Collected data entries

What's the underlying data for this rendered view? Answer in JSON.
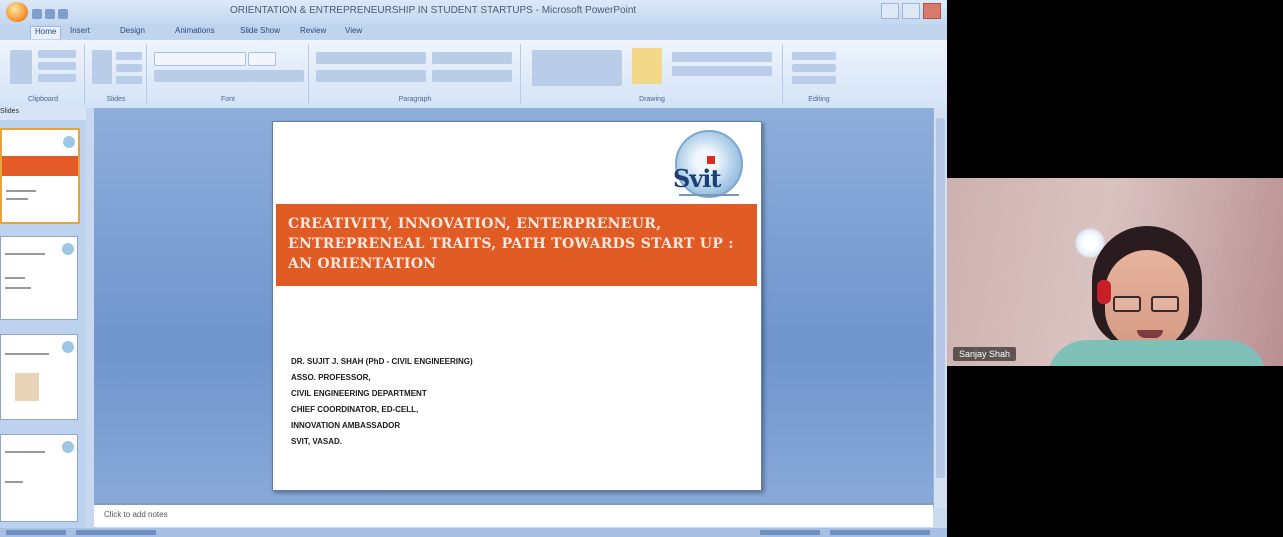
{
  "window": {
    "title": "ORIENTATION & ENTREPRENEURSHIP IN STUDENT STARTUPS - Microsoft PowerPoint",
    "app": "PowerPoint 2007"
  },
  "ribbon": {
    "tabs": [
      "Home",
      "Insert",
      "Design",
      "Animations",
      "Slide Show",
      "Review",
      "View"
    ],
    "groups": [
      "Clipboard",
      "Slides",
      "Font",
      "Paragraph",
      "Drawing",
      "Editing"
    ]
  },
  "slides_panel": {
    "tabs_label": "Slides"
  },
  "slide": {
    "logo_text": "Svit",
    "title": "CREATIVITY, INNOVATION, ENTERPRENEUR, ENTREPRENEAL TRAITS, PATH TOWARDS START UP : AN ORIENTATION",
    "body_lines": [
      "DR. SUJIT J. SHAH (PhD - CIVIL ENGINEERING)",
      "ASSO. PROFESSOR,",
      "CIVIL ENGINEERING DEPARTMENT",
      "CHIEF COORDINATOR, ED-CELL,",
      "INNOVATION AMBASSADOR",
      "SVIT, VASAD."
    ]
  },
  "notes": {
    "placeholder": "Click to add notes"
  },
  "video": {
    "participant_name": "Sanjay Shah"
  },
  "colors": {
    "title_band": "#e15b25",
    "ribbon_blue": "#d3e3f7",
    "edit_area": "#6f95cd"
  }
}
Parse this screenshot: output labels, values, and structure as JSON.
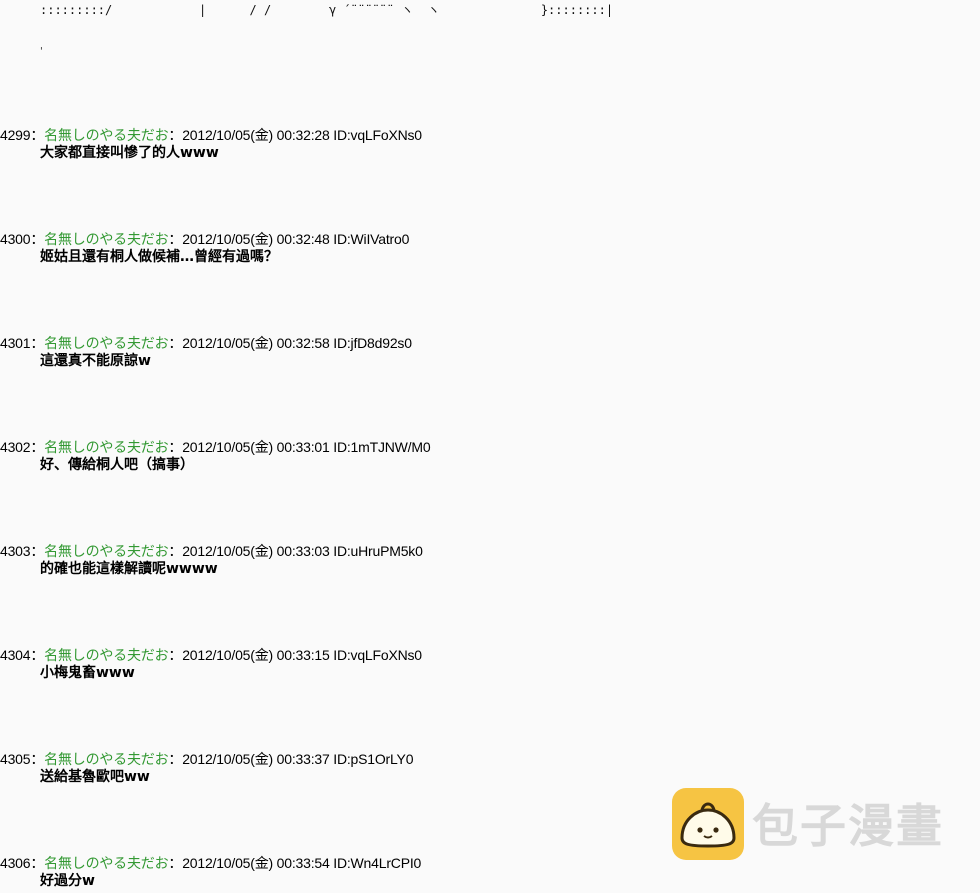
{
  "ascii_art": {
    "line": ":::::::::/            |      / /        γ ´¨¨¨¨¨¨ ヽ  ヽ              }::::::::|",
    "dot": "'"
  },
  "posts": [
    {
      "number": "4299",
      "sep": "：",
      "name": "名無しのやる夫だお",
      "sep2": "：",
      "meta": "2012/10/05(金) 00:32:28 ID:vqLFoXNs0",
      "message": "大家都直接叫慘了的人www"
    },
    {
      "number": "4300",
      "sep": "：",
      "name": "名無しのやる夫だお",
      "sep2": "：",
      "meta": "2012/10/05(金) 00:32:48 ID:WiIVatro0",
      "message": "姬姑且還有桐人做候補…曾經有過嗎？"
    },
    {
      "number": "4301",
      "sep": "：",
      "name": "名無しのやる夫だお",
      "sep2": "：",
      "meta": "2012/10/05(金) 00:32:58 ID:jfD8d92s0",
      "message": "這還真不能原諒w"
    },
    {
      "number": "4302",
      "sep": "：",
      "name": "名無しのやる夫だお",
      "sep2": "：",
      "meta": "2012/10/05(金) 00:33:01 ID:1mTJNW/M0",
      "message": "好、傳給桐人吧（搞事）"
    },
    {
      "number": "4303",
      "sep": "：",
      "name": "名無しのやる夫だお",
      "sep2": "：",
      "meta": "2012/10/05(金) 00:33:03 ID:uHruPM5k0",
      "message": "的確也能這樣解讀呢wwww"
    },
    {
      "number": "4304",
      "sep": "：",
      "name": "名無しのやる夫だお",
      "sep2": "：",
      "meta": "2012/10/05(金) 00:33:15 ID:vqLFoXNs0",
      "message": "小梅鬼畜www"
    },
    {
      "number": "4305",
      "sep": "：",
      "name": "名無しのやる夫だお",
      "sep2": "：",
      "meta": "2012/10/05(金) 00:33:37 ID:pS1OrLY0",
      "message": "送給基魯歐吧ww"
    },
    {
      "number": "4306",
      "sep": "：",
      "name": "名無しのやる夫だお",
      "sep2": "：",
      "meta": "2012/10/05(金) 00:33:54 ID:Wn4LrCPI0",
      "message": "好過分w"
    }
  ],
  "watermark": {
    "text": "包子漫畫",
    "icon": "bun-icon",
    "icon_color": "#f6c443"
  }
}
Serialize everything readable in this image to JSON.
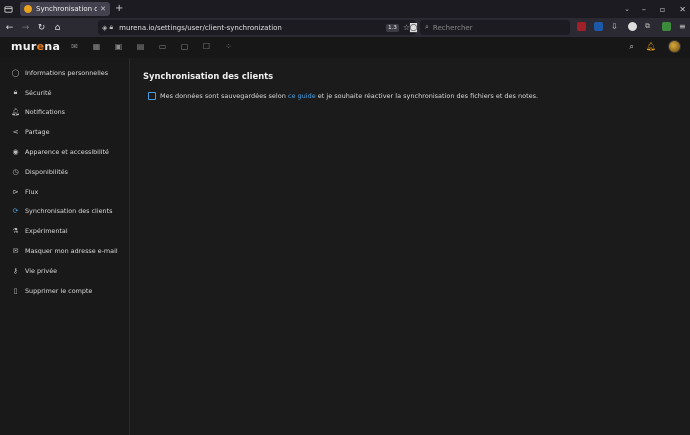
{
  "browser": {
    "tab_title": "Synchronisation des clien",
    "tab_close": "✕",
    "new_tab": "+",
    "url": "murena.io/settings/user/client-synchronization",
    "zoom": "1.3",
    "search_placeholder": "Rechercher",
    "window_controls": [
      "–",
      "▫",
      "✕"
    ]
  },
  "app": {
    "logo_pre": "mur",
    "logo_accent": "e",
    "logo_post": "na",
    "header_icons": [
      "mail-icon",
      "calendar-icon",
      "contacts-icon",
      "files-icon",
      "folder-icon",
      "notes-icon",
      "tasks-icon",
      "more-icon"
    ]
  },
  "sidebar": {
    "items": [
      {
        "label": "Informations personnelles",
        "icon": "user-icon"
      },
      {
        "label": "Sécurité",
        "icon": "lock-icon"
      },
      {
        "label": "Notifications",
        "icon": "bell-icon"
      },
      {
        "label": "Partage",
        "icon": "share-icon"
      },
      {
        "label": "Apparence et accessibilité",
        "icon": "eye-icon"
      },
      {
        "label": "Disponibilités",
        "icon": "clock-icon"
      },
      {
        "label": "Flux",
        "icon": "flash-icon"
      },
      {
        "label": "Synchronisation des clients",
        "icon": "sync-icon"
      },
      {
        "label": "Expérimental",
        "icon": "flask-icon"
      },
      {
        "label": "Masquer mon adresse e-mail",
        "icon": "email-icon"
      },
      {
        "label": "Vie privée",
        "icon": "key-icon"
      },
      {
        "label": "Supprimer le compte",
        "icon": "trash-icon"
      }
    ],
    "active_index": 7
  },
  "main": {
    "title": "Synchronisation des clients",
    "checkbox_text_before": "Mes données sont sauvegardées selon ",
    "checkbox_link": "ce guide",
    "checkbox_text_after": " et je souhaite réactiver la synchronisation des fichiers et des notes."
  },
  "colors": {
    "accent": "#4aa0e6",
    "logo_accent": "#e87d1e",
    "background": "#1b1b1b"
  }
}
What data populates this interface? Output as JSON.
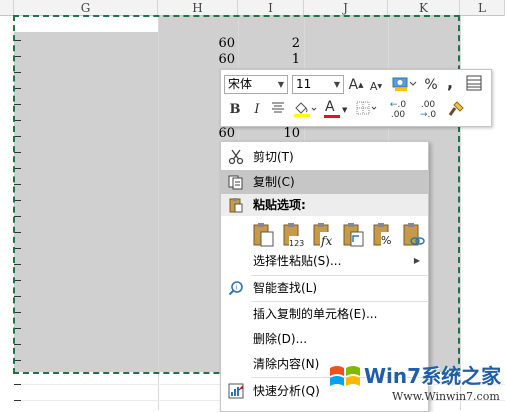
{
  "columns": [
    "G",
    "H",
    "I",
    "J",
    "K",
    "L"
  ],
  "numbers": {
    "h1": "60",
    "i1": "2",
    "h2": "60",
    "i2": "1",
    "h3": "60",
    "i3": "10"
  },
  "mini_toolbar": {
    "font_name": "宋体",
    "font_size": "11",
    "grow_font": "A",
    "shrink_font": "A",
    "percent": "%",
    "comma": ",",
    "bold": "B",
    "italic": "I",
    "font_color_letter": "A",
    "inc_decimal": ".00",
    "dec_decimal": ".0"
  },
  "context_menu": {
    "cut": "剪切(T)",
    "copy": "复制(C)",
    "paste_options": "粘贴选项:",
    "paste_special": "选择性粘贴(S)...",
    "smart_lookup": "智能查找(L)",
    "insert_copied": "插入复制的单元格(E)...",
    "delete": "删除(D)...",
    "clear_contents": "清除内容(N)",
    "quick_analysis": "快速分析(Q)"
  },
  "watermark": {
    "brand": "Win7系统之家",
    "url": "Www.Winwin7.com"
  },
  "colors": {
    "selection_gray": "#d0d0d0",
    "marquee_green": "#217346",
    "font_color_red": "#e81123",
    "highlight_yellow": "#ffff00"
  },
  "icons": [
    "scissors-icon",
    "copy-icon",
    "paste-icon",
    "search-icon",
    "quick-analysis-icon",
    "format-painter-icon"
  ]
}
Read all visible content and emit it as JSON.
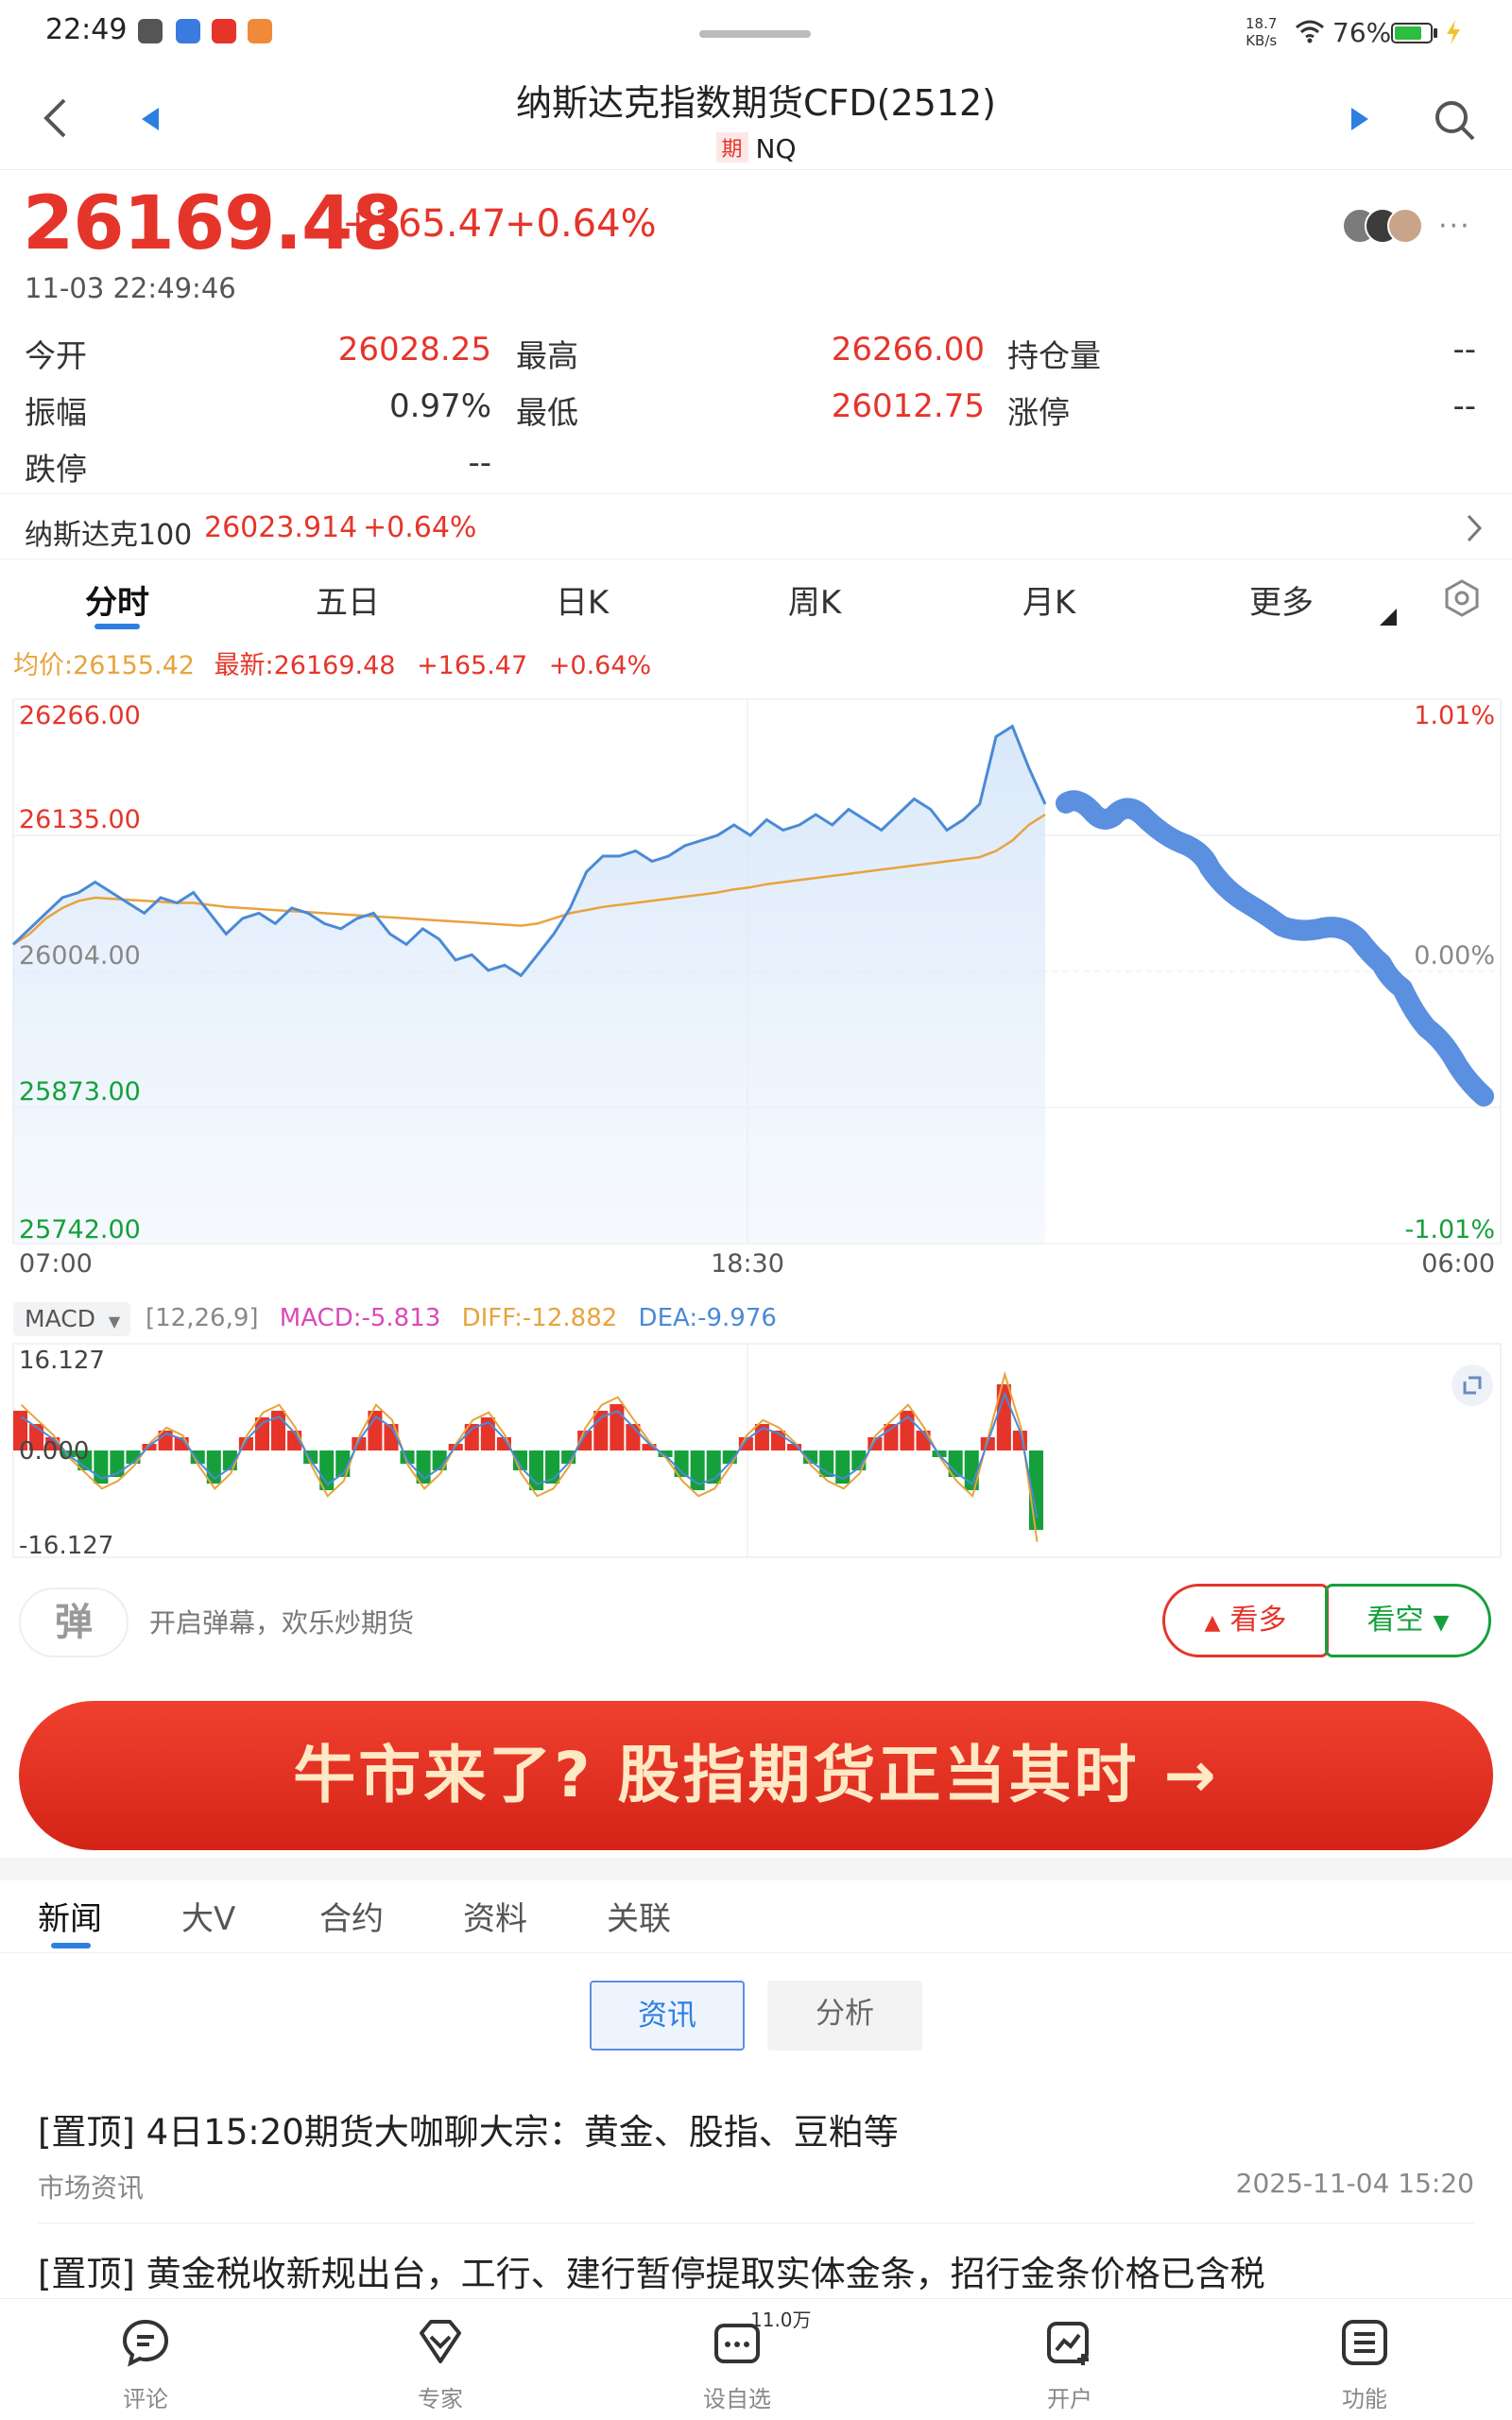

TASK STATEMENT >> Of the lines above, how many hold the string "user"? Answer with only the number.

RESPONSE TO THIS TASK >> 2